Stored dataset items:
** START **

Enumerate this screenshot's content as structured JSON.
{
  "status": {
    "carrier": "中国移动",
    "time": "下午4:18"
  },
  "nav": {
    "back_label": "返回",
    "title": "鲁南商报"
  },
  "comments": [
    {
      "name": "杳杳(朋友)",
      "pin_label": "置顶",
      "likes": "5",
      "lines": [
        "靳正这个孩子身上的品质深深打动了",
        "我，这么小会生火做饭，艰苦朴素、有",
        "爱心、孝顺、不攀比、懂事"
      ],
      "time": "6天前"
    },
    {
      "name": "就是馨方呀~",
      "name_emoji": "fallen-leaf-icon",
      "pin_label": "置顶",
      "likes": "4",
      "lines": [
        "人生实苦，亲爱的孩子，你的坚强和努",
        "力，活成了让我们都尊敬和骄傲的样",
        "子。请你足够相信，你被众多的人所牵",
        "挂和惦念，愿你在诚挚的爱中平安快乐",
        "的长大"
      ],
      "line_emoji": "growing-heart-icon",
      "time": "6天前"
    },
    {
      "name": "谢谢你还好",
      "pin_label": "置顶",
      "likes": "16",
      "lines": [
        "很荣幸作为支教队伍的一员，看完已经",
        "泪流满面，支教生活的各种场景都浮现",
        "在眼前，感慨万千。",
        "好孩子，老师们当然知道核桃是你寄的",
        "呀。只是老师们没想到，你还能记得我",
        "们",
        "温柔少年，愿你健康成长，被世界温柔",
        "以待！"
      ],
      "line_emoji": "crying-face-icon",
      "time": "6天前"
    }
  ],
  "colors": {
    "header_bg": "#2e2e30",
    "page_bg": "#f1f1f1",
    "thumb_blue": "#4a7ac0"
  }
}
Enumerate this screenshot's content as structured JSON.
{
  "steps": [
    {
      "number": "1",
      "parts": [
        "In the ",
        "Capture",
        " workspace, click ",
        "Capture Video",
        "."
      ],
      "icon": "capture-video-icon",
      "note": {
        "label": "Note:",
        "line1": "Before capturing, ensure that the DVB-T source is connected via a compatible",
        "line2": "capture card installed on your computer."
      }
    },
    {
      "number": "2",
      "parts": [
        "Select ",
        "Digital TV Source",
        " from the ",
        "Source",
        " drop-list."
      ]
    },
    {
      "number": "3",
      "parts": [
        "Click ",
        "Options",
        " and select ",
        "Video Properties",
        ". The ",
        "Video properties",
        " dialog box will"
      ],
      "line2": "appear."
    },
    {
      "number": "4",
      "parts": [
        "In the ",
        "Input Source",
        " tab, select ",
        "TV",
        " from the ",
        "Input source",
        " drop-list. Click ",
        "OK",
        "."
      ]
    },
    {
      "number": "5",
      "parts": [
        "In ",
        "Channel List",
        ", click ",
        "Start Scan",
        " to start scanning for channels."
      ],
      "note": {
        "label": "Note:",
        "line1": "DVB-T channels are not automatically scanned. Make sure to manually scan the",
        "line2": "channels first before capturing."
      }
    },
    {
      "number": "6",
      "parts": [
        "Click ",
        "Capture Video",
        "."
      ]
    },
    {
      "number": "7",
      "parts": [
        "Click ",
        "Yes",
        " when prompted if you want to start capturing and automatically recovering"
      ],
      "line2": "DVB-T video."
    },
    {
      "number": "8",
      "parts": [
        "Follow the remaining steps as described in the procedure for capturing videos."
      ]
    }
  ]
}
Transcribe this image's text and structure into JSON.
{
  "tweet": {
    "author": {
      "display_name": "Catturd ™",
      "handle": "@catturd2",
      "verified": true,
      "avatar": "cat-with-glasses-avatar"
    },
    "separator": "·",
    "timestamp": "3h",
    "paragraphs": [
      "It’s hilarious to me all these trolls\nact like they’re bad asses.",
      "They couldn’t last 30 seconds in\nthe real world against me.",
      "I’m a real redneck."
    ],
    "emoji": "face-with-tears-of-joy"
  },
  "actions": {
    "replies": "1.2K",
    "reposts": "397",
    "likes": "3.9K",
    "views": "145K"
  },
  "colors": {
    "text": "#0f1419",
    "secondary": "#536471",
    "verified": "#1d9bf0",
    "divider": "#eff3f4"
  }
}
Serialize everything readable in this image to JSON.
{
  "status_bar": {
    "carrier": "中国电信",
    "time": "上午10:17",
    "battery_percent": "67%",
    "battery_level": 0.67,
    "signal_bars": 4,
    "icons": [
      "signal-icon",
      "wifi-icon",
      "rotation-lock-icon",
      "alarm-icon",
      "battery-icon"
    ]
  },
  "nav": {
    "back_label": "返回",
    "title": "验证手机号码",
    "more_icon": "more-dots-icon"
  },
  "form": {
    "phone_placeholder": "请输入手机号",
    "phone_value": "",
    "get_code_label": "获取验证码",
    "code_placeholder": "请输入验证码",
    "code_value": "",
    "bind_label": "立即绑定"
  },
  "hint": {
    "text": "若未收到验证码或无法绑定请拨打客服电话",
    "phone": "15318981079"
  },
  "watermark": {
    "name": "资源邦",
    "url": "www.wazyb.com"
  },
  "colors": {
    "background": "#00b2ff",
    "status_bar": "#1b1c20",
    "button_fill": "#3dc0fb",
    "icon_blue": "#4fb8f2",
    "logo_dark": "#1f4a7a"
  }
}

** END **

Exercise prompt: The records above need to be transcribed in full. Keep every character unchanged.

Expected answer:
Enumerate this screenshot's content as structured JSON.
{
  "status": {
    "carrier": "中国移动",
    "time": "下午4:18"
  },
  "nav": {
    "back_label": "返回",
    "title": "鲁南商报"
  },
  "comments": [
    {
      "name": "杳杳(朋友)",
      "pin_label": "置顶",
      "likes": "5",
      "lines": [
        "靳正这个孩子身上的品质深深打动了",
        "我，这么小会生火做饭，艰苦朴素、有",
        "爱心、孝顺、不攀比、懂事"
      ],
      "time": "6天前"
    },
    {
      "name": "就是馨方呀~",
      "name_emoji": "fallen-leaf-icon",
      "pin_label": "置顶",
      "likes": "4",
      "lines": [
        "人生实苦，亲爱的孩子，你的坚强和努",
        "力，活成了让我们都尊敬和骄傲的样",
        "子。请你足够相信，你被众多的人所牵",
        "挂和惦念，愿你在诚挚的爱中平安快乐",
        "的长大"
      ],
      "line_emoji": "growing-heart-icon",
      "time": "6天前"
    },
    {
      "name": "谢谢你还好",
      "pin_label": "置顶",
      "likes": "16",
      "lines": [
        "很荣幸作为支教队伍的一员，看完已经",
        "泪流满面，支教生活的各种场景都浮现",
        "在眼前，感慨万千。",
        "好孩子，老师们当然知道核桃是你寄的",
        "呀。只是老师们没想到，你还能记得我",
        "们",
        "温柔少年，愿你健康成长，被世界温柔",
        "以待！"
      ],
      "line_emoji": "crying-face-icon",
      "time": "6天前"
    }
  ],
  "colors": {
    "header_bg": "#2e2e30",
    "page_bg": "#f1f1f1",
    "thumb_blue": "#4a7ac0"
  }
}
Enumerate this screenshot's content as structured JSON.
{
  "steps": [
    {
      "number": "1",
      "parts": [
        "In the ",
        "Capture",
        " workspace, click ",
        "Capture Video",
        "."
      ],
      "icon": "capture-video-icon",
      "note": {
        "label": "Note:",
        "line1": "Before capturing, ensure that the DVB-T source is connected via a compatible",
        "line2": "capture card installed on your computer."
      }
    },
    {
      "number": "2",
      "parts": [
        "Select ",
        "Digital TV Source",
        " from the ",
        "Source",
        " drop-list."
      ]
    },
    {
      "number": "3",
      "parts": [
        "Click ",
        "Options",
        " and select ",
        "Video Properties",
        ". The ",
        "Video properties",
        " dialog box will"
      ],
      "line2": "appear."
    },
    {
      "number": "4",
      "parts": [
        "In the ",
        "Input Source",
        " tab, select ",
        "TV",
        " from the ",
        "Input source",
        " drop-list. Click ",
        "OK",
        "."
      ]
    },
    {
      "number": "5",
      "parts": [
        "In ",
        "Channel List",
        ", click ",
        "Start Scan",
        " to start scanning for channels."
      ],
      "note": {
        "label": "Note:",
        "line1": "DVB-T channels are not automatically scanned. Make sure to manually scan the",
        "line2": "channels first before capturing."
      }
    },
    {
      "number": "6",
      "parts": [
        "Click ",
        "Capture Video",
        "."
      ]
    },
    {
      "number": "7",
      "parts": [
        "Click ",
        "Yes",
        " when prompted if you want to start capturing and automatically recovering"
      ],
      "line2": "DVB-T video."
    },
    {
      "number": "8",
      "parts": [
        "Follow the remaining steps as described in the procedure for capturing videos."
      ]
    }
  ]
}
Transcribe this image's text and structure into JSON.
{
  "tweet": {
    "author": {
      "display_name": "Catturd ™",
      "handle": "@catturd2",
      "verified": true,
      "avatar": "cat-with-glasses-avatar"
    },
    "separator": "·",
    "timestamp": "3h",
    "paragraphs": [
      "It’s hilarious to me all these trolls\nact like they’re bad asses.",
      "They couldn’t last 30 seconds in\nthe real world against me.",
      "I’m a real redneck."
    ],
    "emoji": "face-with-tears-of-joy"
  },
  "actions": {
    "replies": "1.2K",
    "reposts": "397",
    "likes": "3.9K",
    "views": "145K"
  },
  "colors": {
    "text": "#0f1419",
    "secondary": "#536471",
    "verified": "#1d9bf0",
    "divider": "#eff3f4"
  }
}
Serialize everything readable in this image to JSON.
{
  "status_bar": {
    "carrier": "中国电信",
    "time": "上午10:17",
    "battery_percent": "67%",
    "battery_level": 0.67,
    "signal_bars": 4,
    "icons": [
      "signal-icon",
      "wifi-icon",
      "rotation-lock-icon",
      "alarm-icon",
      "battery-icon"
    ]
  },
  "nav": {
    "back_label": "返回",
    "title": "验证手机号码",
    "more_icon": "more-dots-icon"
  },
  "form": {
    "phone_placeholder": "请输入手机号",
    "phone_value": "",
    "get_code_label": "获取验证码",
    "code_placeholder": "请输入验证码",
    "code_value": "",
    "bind_label": "立即绑定"
  },
  "hint": {
    "text": "若未收到验证码或无法绑定请拨打客服电话",
    "phone": "15318981079"
  },
  "watermark": {
    "name": "资源邦",
    "url": "www.wazyb.com"
  },
  "colors": {
    "background": "#00b2ff",
    "status_bar": "#1b1c20",
    "button_fill": "#3dc0fb",
    "icon_blue": "#4fb8f2",
    "logo_dark": "#1f4a7a"
  }
}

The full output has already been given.